**Prompt**
You are to retype all of the data exactly as it appears.

(Items listed in a dataset)
** Start **
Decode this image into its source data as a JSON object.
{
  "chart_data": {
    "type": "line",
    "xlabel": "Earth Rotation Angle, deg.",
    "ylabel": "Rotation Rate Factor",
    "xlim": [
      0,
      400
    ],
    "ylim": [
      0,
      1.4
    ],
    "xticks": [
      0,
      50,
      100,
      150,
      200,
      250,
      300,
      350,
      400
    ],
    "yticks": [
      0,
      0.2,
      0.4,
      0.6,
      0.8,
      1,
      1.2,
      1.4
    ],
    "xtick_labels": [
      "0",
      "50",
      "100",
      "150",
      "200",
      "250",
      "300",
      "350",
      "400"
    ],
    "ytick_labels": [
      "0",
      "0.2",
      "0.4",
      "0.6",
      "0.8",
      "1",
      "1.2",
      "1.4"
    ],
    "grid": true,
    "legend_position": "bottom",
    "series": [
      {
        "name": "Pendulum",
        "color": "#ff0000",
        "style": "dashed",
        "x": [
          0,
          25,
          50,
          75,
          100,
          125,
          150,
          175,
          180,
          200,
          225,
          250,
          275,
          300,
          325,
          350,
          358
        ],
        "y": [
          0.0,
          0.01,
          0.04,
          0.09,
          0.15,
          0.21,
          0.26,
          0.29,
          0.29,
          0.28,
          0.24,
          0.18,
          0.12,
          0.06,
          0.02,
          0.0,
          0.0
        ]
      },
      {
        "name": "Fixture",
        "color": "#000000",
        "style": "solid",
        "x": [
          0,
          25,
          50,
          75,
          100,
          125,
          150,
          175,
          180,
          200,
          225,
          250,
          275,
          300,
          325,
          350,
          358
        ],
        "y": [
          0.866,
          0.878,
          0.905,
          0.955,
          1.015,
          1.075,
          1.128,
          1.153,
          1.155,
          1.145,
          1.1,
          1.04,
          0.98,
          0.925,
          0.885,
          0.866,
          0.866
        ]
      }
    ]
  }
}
** End **
**Exercise response**
Decode this image into its source data as a JSON object.
{
  "chart_data": {
    "type": "line",
    "xlabel": "Earth Rotation Angle, deg.",
    "ylabel": "Rotation Rate Factor",
    "xlim": [
      0,
      400
    ],
    "ylim": [
      0,
      1.4
    ],
    "xticks": [
      0,
      50,
      100,
      150,
      200,
      250,
      300,
      350,
      400
    ],
    "yticks": [
      0,
      0.2,
      0.4,
      0.6,
      0.8,
      1,
      1.2,
      1.4
    ],
    "xtick_labels": [
      "0",
      "50",
      "100",
      "150",
      "200",
      "250",
      "300",
      "350",
      "400"
    ],
    "ytick_labels": [
      "0",
      "0.2",
      "0.4",
      "0.6",
      "0.8",
      "1",
      "1.2",
      "1.4"
    ],
    "grid": true,
    "legend_position": "bottom",
    "series": [
      {
        "name": "Pendulum",
        "color": "#ff0000",
        "style": "dashed",
        "x": [
          0,
          25,
          50,
          75,
          100,
          125,
          150,
          175,
          180,
          200,
          225,
          250,
          275,
          300,
          325,
          350,
          358
        ],
        "y": [
          0.0,
          0.01,
          0.04,
          0.09,
          0.15,
          0.21,
          0.26,
          0.29,
          0.29,
          0.28,
          0.24,
          0.18,
          0.12,
          0.06,
          0.02,
          0.0,
          0.0
        ]
      },
      {
        "name": "Fixture",
        "color": "#000000",
        "style": "solid",
        "x": [
          0,
          25,
          50,
          75,
          100,
          125,
          150,
          175,
          180,
          200,
          225,
          250,
          275,
          300,
          325,
          350,
          358
        ],
        "y": [
          0.866,
          0.878,
          0.905,
          0.955,
          1.015,
          1.075,
          1.128,
          1.153,
          1.155,
          1.145,
          1.1,
          1.04,
          0.98,
          0.925,
          0.885,
          0.866,
          0.866
        ]
      }
    ]
  }
}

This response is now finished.